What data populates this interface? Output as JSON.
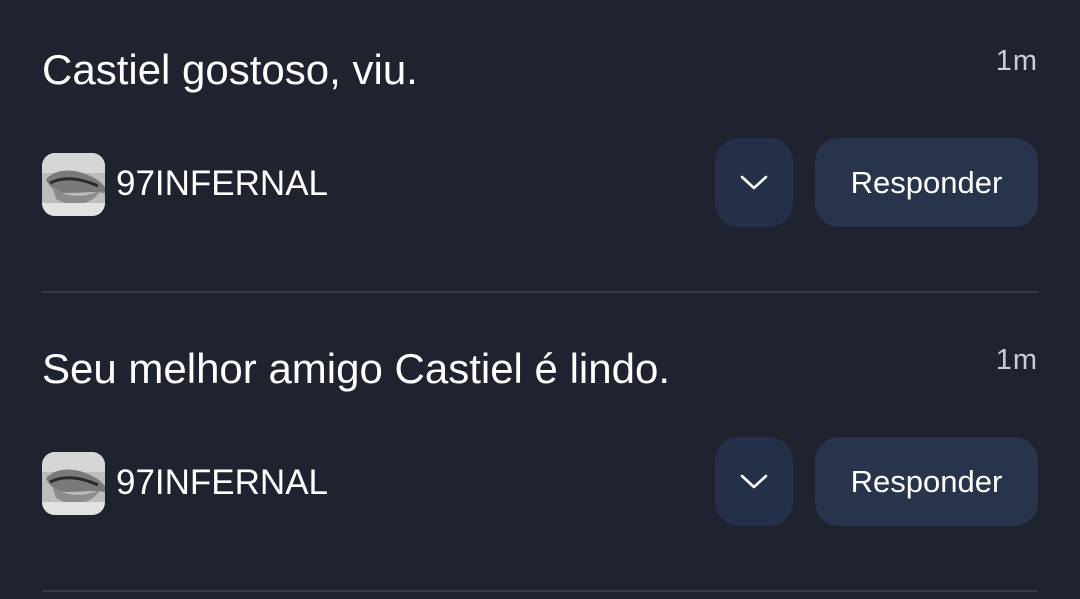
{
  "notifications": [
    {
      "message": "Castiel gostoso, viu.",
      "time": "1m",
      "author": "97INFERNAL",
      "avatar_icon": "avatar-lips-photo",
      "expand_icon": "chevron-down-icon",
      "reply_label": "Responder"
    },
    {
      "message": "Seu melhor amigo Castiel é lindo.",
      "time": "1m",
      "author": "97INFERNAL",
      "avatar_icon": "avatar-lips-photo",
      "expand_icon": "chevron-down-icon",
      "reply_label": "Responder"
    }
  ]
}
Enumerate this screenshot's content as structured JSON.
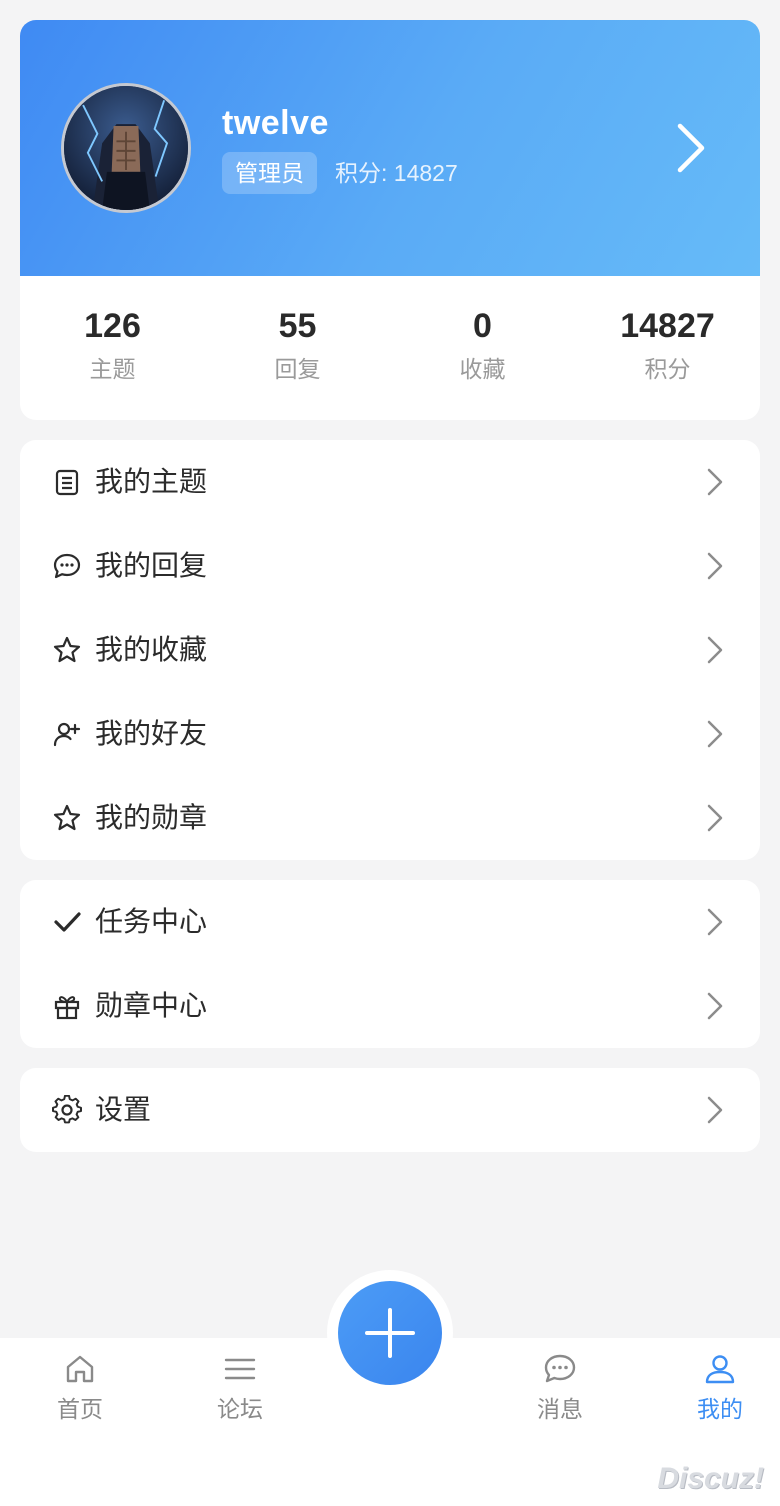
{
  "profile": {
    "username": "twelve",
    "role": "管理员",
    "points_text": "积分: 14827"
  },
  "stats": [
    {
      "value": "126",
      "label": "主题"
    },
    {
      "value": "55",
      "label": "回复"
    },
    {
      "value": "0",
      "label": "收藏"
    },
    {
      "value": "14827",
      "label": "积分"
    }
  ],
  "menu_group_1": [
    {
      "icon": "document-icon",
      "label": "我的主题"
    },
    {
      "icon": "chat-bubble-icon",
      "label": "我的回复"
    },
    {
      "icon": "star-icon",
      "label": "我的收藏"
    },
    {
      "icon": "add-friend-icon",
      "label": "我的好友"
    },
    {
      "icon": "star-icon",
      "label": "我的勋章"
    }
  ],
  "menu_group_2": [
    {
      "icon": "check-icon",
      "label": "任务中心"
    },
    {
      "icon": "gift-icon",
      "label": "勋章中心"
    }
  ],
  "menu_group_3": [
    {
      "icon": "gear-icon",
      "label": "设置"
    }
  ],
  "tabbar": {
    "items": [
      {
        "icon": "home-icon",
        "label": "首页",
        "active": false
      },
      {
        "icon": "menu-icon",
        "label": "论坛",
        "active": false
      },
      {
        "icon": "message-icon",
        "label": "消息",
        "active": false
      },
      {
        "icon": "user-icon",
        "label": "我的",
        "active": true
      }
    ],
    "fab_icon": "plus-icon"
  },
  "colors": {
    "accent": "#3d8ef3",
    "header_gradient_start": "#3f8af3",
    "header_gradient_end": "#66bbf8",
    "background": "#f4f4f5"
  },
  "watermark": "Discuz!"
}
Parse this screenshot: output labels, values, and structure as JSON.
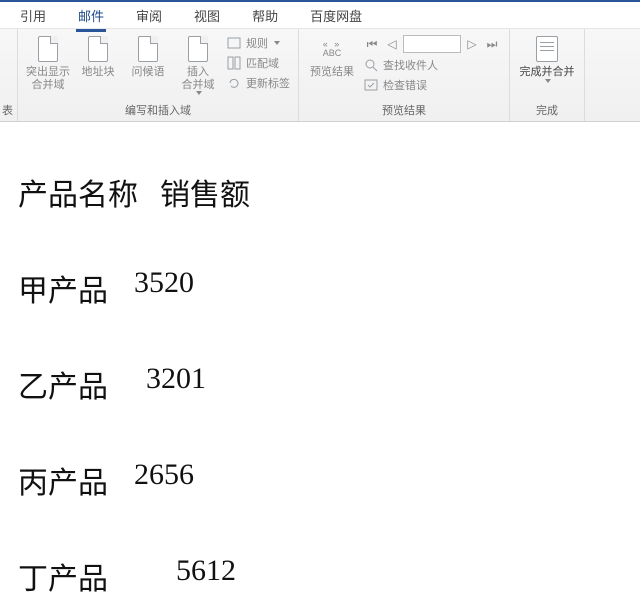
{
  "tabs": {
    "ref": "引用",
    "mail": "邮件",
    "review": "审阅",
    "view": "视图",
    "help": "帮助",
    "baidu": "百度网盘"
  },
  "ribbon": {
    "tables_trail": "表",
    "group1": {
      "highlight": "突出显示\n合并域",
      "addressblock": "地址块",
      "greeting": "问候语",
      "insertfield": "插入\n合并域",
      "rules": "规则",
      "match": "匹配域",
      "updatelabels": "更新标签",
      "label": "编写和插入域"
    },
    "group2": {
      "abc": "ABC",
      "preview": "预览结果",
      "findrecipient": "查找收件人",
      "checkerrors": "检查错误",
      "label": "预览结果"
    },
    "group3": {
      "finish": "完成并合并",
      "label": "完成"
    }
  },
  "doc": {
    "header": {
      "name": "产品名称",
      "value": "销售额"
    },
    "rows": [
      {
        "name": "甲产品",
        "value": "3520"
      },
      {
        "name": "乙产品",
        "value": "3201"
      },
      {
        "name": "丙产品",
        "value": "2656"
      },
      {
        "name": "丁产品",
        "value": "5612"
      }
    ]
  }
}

Work to complete: Omit each picture, then return all of the listing exactly as it stands.

Complete output:
What data populates this interface? Output as JSON.
{
  "notifications": [
    {
      "message": "Castiel gostoso, viu.",
      "time": "1m",
      "author": "97INFERNAL",
      "avatar_icon": "avatar-lips-photo",
      "expand_icon": "chevron-down-icon",
      "reply_label": "Responder"
    },
    {
      "message": "Seu melhor amigo Castiel é lindo.",
      "time": "1m",
      "author": "97INFERNAL",
      "avatar_icon": "avatar-lips-photo",
      "expand_icon": "chevron-down-icon",
      "reply_label": "Responder"
    }
  ]
}
Enumerate this screenshot's content as structured JSON.
{
  "profile": {
    "username": "twelve",
    "role": "管理员",
    "points_text": "积分: 14827"
  },
  "stats": [
    {
      "value": "126",
      "label": "主题"
    },
    {
      "value": "55",
      "label": "回复"
    },
    {
      "value": "0",
      "label": "收藏"
    },
    {
      "value": "14827",
      "label": "积分"
    }
  ],
  "menu_group_1": [
    {
      "icon": "document-icon",
      "label": "我的主题"
    },
    {
      "icon": "chat-bubble-icon",
      "label": "我的回复"
    },
    {
      "icon": "star-icon",
      "label": "我的收藏"
    },
    {
      "icon": "add-friend-icon",
      "label": "我的好友"
    },
    {
      "icon": "star-icon",
      "label": "我的勋章"
    }
  ],
  "menu_group_2": [
    {
      "icon": "check-icon",
      "label": "任务中心"
    },
    {
      "icon": "gift-icon",
      "label": "勋章中心"
    }
  ],
  "menu_group_3": [
    {
      "icon": "gear-icon",
      "label": "设置"
    }
  ],
  "tabbar": {
    "items": [
      {
        "icon": "home-icon",
        "label": "首页",
        "active": false
      },
      {
        "icon": "menu-icon",
        "label": "论坛",
        "active": false
      },
      {
        "icon": "message-icon",
        "label": "消息",
        "active": false
      },
      {
        "icon": "user-icon",
        "label": "我的",
        "active": true
      }
    ],
    "fab_icon": "plus-icon"
  },
  "colors": {
    "accent": "#3d8ef3",
    "header_gradient_start": "#3f8af3",
    "header_gradient_end": "#66bbf8",
    "background": "#f4f4f5"
  },
  "watermark": "Discuz!"
}
Parse this screenshot: output labels, values, and structure as JSON.
{
  "tabs": {
    "ref": "引用",
    "mail": "邮件",
    "review": "审阅",
    "view": "视图",
    "help": "帮助",
    "baidu": "百度网盘"
  },
  "ribbon": {
    "tables_trail": "表",
    "group1": {
      "highlight": "突出显示\n合并域",
      "addressblock": "地址块",
      "greeting": "问候语",
      "insertfield": "插入\n合并域",
      "rules": "规则",
      "match": "匹配域",
      "updatelabels": "更新标签",
      "label": "编写和插入域"
    },
    "group2": {
      "abc": "ABC",
      "preview": "预览结果",
      "findrecipient": "查找收件人",
      "checkerrors": "检查错误",
      "label": "预览结果"
    },
    "group3": {
      "finish": "完成并合并",
      "label": "完成"
    }
  },
  "doc": {
    "header": {
      "name": "产品名称",
      "value": "销售额"
    },
    "rows": [
      {
        "name": "甲产品",
        "value": "3520"
      },
      {
        "name": "乙产品",
        "value": "3201"
      },
      {
        "name": "丙产品",
        "value": "2656"
      },
      {
        "name": "丁产品",
        "value": "5612"
      }
    ]
  }
}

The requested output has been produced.